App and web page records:
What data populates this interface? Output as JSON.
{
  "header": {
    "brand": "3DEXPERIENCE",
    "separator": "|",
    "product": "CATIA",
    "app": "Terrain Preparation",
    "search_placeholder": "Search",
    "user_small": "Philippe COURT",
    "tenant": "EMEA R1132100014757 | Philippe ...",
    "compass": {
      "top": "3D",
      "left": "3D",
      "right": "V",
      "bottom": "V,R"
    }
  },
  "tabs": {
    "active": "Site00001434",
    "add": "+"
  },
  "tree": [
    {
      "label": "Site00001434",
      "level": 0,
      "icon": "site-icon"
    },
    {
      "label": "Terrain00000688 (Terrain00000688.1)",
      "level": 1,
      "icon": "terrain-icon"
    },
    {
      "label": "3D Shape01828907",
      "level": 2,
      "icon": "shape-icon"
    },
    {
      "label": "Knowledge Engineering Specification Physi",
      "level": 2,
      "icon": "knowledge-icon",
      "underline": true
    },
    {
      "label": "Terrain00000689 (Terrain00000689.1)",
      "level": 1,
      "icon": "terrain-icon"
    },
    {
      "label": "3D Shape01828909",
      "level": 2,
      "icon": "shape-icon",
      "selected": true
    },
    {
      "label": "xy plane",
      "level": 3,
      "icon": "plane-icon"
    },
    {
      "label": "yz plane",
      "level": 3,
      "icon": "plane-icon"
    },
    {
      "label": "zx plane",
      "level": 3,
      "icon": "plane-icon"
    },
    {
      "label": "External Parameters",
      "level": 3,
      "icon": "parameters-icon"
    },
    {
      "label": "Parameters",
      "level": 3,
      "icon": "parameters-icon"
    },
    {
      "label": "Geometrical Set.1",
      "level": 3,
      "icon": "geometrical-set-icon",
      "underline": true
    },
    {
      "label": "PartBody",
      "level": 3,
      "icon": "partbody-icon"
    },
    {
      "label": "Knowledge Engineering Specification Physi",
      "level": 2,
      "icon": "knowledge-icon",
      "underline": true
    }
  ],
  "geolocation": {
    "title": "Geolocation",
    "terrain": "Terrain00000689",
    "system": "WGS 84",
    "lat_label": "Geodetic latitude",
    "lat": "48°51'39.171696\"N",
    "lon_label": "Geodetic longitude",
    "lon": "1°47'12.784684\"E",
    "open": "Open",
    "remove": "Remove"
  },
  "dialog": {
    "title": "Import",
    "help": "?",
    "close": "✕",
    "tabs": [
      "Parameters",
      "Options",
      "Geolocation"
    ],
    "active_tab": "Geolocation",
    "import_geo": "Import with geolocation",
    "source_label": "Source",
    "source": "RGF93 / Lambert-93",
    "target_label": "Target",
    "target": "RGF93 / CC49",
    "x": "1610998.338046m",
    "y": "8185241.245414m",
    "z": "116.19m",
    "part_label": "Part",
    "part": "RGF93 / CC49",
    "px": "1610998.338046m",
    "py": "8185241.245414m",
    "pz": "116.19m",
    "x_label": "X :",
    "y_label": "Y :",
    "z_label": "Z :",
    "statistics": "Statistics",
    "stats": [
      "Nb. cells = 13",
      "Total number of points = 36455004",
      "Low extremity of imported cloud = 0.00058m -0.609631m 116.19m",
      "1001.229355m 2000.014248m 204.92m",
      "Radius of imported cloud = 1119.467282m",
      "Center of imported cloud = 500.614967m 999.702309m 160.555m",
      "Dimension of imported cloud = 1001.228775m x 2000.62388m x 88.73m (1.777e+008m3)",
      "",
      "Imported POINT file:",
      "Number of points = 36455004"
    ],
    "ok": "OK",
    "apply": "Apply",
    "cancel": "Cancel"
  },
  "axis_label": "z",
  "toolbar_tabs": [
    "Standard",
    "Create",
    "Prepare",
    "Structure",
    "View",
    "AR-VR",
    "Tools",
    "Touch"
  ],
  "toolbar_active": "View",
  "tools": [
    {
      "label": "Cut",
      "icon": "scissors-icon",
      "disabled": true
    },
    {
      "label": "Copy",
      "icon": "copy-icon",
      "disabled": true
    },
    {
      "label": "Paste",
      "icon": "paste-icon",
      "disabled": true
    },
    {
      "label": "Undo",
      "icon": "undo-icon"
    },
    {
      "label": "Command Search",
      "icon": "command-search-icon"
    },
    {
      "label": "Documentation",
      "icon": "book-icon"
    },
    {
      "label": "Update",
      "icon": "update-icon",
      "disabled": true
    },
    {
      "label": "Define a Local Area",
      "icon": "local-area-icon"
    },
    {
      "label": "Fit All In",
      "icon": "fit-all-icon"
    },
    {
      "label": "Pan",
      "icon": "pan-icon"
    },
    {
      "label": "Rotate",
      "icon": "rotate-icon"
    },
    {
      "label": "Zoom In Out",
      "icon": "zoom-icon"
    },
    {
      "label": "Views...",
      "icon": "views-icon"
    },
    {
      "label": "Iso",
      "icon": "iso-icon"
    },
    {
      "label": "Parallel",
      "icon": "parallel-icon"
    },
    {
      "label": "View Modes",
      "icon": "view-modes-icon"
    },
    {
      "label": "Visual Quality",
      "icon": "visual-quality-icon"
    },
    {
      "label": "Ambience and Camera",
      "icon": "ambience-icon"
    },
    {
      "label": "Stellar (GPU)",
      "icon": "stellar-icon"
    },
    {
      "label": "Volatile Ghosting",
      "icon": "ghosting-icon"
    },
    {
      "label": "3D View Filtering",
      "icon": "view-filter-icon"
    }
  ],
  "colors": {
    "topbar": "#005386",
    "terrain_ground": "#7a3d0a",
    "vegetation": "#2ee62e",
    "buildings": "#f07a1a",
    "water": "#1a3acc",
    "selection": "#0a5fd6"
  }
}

What to work on →
Produce an exact copy of every entry above.

Output below →
What data populates this interface? Output as JSON.
{
  "header": {
    "brand": "3DEXPERIENCE",
    "separator": "|",
    "product": "CATIA",
    "app": "Terrain Preparation",
    "search_placeholder": "Search",
    "user_small": "Philippe COURT",
    "tenant": "EMEA R1132100014757 | Philippe ...",
    "compass": {
      "top": "3D",
      "left": "3D",
      "right": "V",
      "bottom": "V,R"
    }
  },
  "tabs": {
    "active": "Site00001434",
    "add": "+"
  },
  "tree": [
    {
      "label": "Site00001434",
      "level": 0,
      "icon": "site-icon"
    },
    {
      "label": "Terrain00000688 (Terrain00000688.1)",
      "level": 1,
      "icon": "terrain-icon"
    },
    {
      "label": "3D Shape01828907",
      "level": 2,
      "icon": "shape-icon"
    },
    {
      "label": "Knowledge Engineering Specification Physi",
      "level": 2,
      "icon": "knowledge-icon",
      "underline": true
    },
    {
      "label": "Terrain00000689 (Terrain00000689.1)",
      "level": 1,
      "icon": "terrain-icon"
    },
    {
      "label": "3D Shape01828909",
      "level": 2,
      "icon": "shape-icon",
      "selected": true
    },
    {
      "label": "xy plane",
      "level": 3,
      "icon": "plane-icon"
    },
    {
      "label": "yz plane",
      "level": 3,
      "icon": "plane-icon"
    },
    {
      "label": "zx plane",
      "level": 3,
      "icon": "plane-icon"
    },
    {
      "label": "External Parameters",
      "level": 3,
      "icon": "parameters-icon"
    },
    {
      "label": "Parameters",
      "level": 3,
      "icon": "parameters-icon"
    },
    {
      "label": "Geometrical Set.1",
      "level": 3,
      "icon": "geometrical-set-icon",
      "underline": true
    },
    {
      "label": "PartBody",
      "level": 3,
      "icon": "partbody-icon"
    },
    {
      "label": "Knowledge Engineering Specification Physi",
      "level": 2,
      "icon": "knowledge-icon",
      "underline": true
    }
  ],
  "geolocation": {
    "title": "Geolocation",
    "terrain": "Terrain00000689",
    "system": "WGS 84",
    "lat_label": "Geodetic latitude",
    "lat": "48°51'39.171696\"N",
    "lon_label": "Geodetic longitude",
    "lon": "1°47'12.784684\"E",
    "open": "Open",
    "remove": "Remove"
  },
  "dialog": {
    "title": "Import",
    "help": "?",
    "close": "✕",
    "tabs": [
      "Parameters",
      "Options",
      "Geolocation"
    ],
    "active_tab": "Geolocation",
    "import_geo": "Import with geolocation",
    "source_label": "Source",
    "source": "RGF93 / Lambert-93",
    "target_label": "Target",
    "target": "RGF93 / CC49",
    "x": "1610998.338046m",
    "y": "8185241.245414m",
    "z": "116.19m",
    "part_label": "Part",
    "part": "RGF93 / CC49",
    "px": "1610998.338046m",
    "py": "8185241.245414m",
    "pz": "116.19m",
    "x_label": "X :",
    "y_label": "Y :",
    "z_label": "Z :",
    "statistics": "Statistics",
    "stats": [
      "Nb. cells = 13",
      "Total number of points = 36455004",
      "Low extremity of imported cloud = 0.00058m -0.609631m 116.19m",
      "1001.229355m 2000.014248m 204.92m",
      "Radius of imported cloud = 1119.467282m",
      "Center of imported cloud = 500.614967m 999.702309m 160.555m",
      "Dimension of imported cloud = 1001.228775m x 2000.62388m x 88.73m (1.777e+008m3)",
      "",
      "Imported POINT file:",
      "Number of points = 36455004"
    ],
    "ok": "OK",
    "apply": "Apply",
    "cancel": "Cancel"
  },
  "axis_label": "z",
  "toolbar_tabs": [
    "Standard",
    "Create",
    "Prepare",
    "Structure",
    "View",
    "AR-VR",
    "Tools",
    "Touch"
  ],
  "toolbar_active": "View",
  "tools": [
    {
      "label": "Cut",
      "icon": "scissors-icon",
      "disabled": true
    },
    {
      "label": "Copy",
      "icon": "copy-icon",
      "disabled": true
    },
    {
      "label": "Paste",
      "icon": "paste-icon",
      "disabled": true
    },
    {
      "label": "Undo",
      "icon": "undo-icon"
    },
    {
      "label": "Command Search",
      "icon": "command-search-icon"
    },
    {
      "label": "Documentation",
      "icon": "book-icon"
    },
    {
      "label": "Update",
      "icon": "update-icon",
      "disabled": true
    },
    {
      "label": "Define a Local Area",
      "icon": "local-area-icon"
    },
    {
      "label": "Fit All In",
      "icon": "fit-all-icon"
    },
    {
      "label": "Pan",
      "icon": "pan-icon"
    },
    {
      "label": "Rotate",
      "icon": "rotate-icon"
    },
    {
      "label": "Zoom In Out",
      "icon": "zoom-icon"
    },
    {
      "label": "Views...",
      "icon": "views-icon"
    },
    {
      "label": "Iso",
      "icon": "iso-icon"
    },
    {
      "label": "Parallel",
      "icon": "parallel-icon"
    },
    {
      "label": "View Modes",
      "icon": "view-modes-icon"
    },
    {
      "label": "Visual Quality",
      "icon": "visual-quality-icon"
    },
    {
      "label": "Ambience and Camera",
      "icon": "ambience-icon"
    },
    {
      "label": "Stellar (GPU)",
      "icon": "stellar-icon"
    },
    {
      "label": "Volatile Ghosting",
      "icon": "ghosting-icon"
    },
    {
      "label": "3D View Filtering",
      "icon": "view-filter-icon"
    }
  ],
  "colors": {
    "topbar": "#005386",
    "terrain_ground": "#7a3d0a",
    "vegetation": "#2ee62e",
    "buildings": "#f07a1a",
    "water": "#1a3acc",
    "selection": "#0a5fd6"
  }
}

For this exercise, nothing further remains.